### Task directions
List every line in this data where the string "self" occurs.

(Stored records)
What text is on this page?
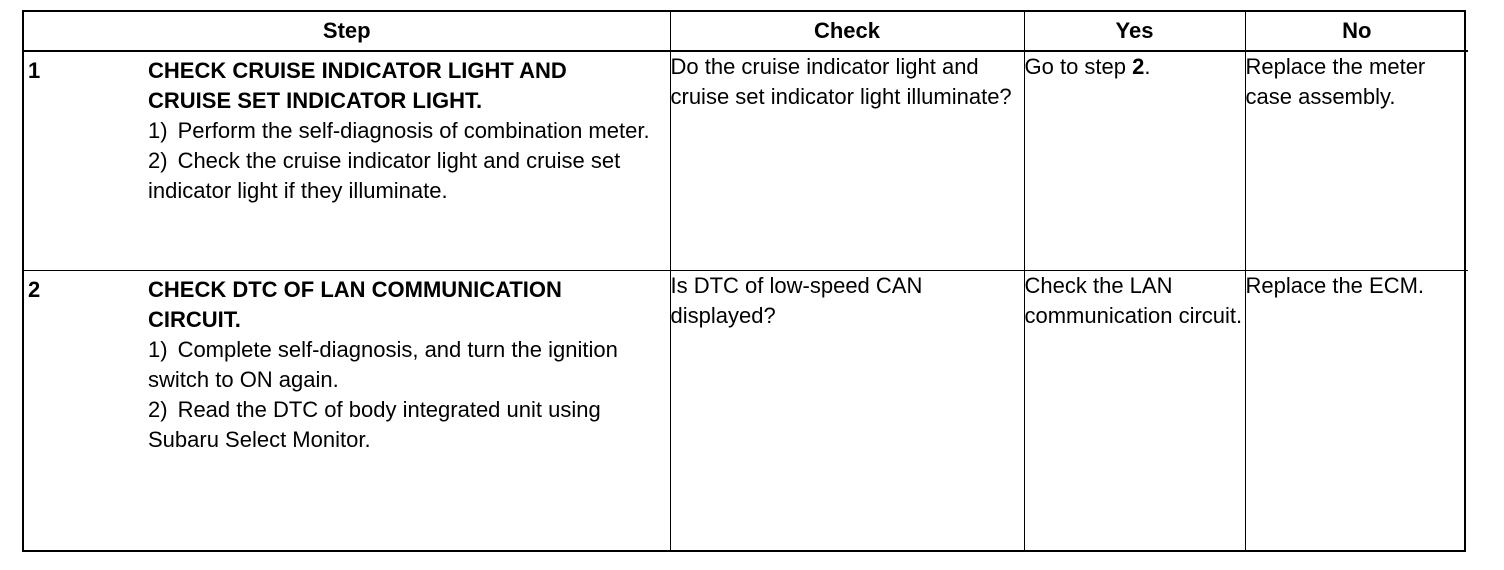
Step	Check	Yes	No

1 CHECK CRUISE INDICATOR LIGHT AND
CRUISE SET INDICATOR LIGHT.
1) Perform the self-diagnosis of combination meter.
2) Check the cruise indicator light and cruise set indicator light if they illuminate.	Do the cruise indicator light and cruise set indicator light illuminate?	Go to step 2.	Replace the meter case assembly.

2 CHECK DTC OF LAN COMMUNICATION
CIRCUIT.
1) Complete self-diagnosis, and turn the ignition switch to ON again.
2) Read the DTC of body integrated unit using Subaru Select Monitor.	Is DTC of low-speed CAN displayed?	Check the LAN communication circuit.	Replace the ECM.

### The completed task
1) Perform the self-diagnosis of combination meter.
1) Complete self-diagnosis, and turn the ignition switch to ON again.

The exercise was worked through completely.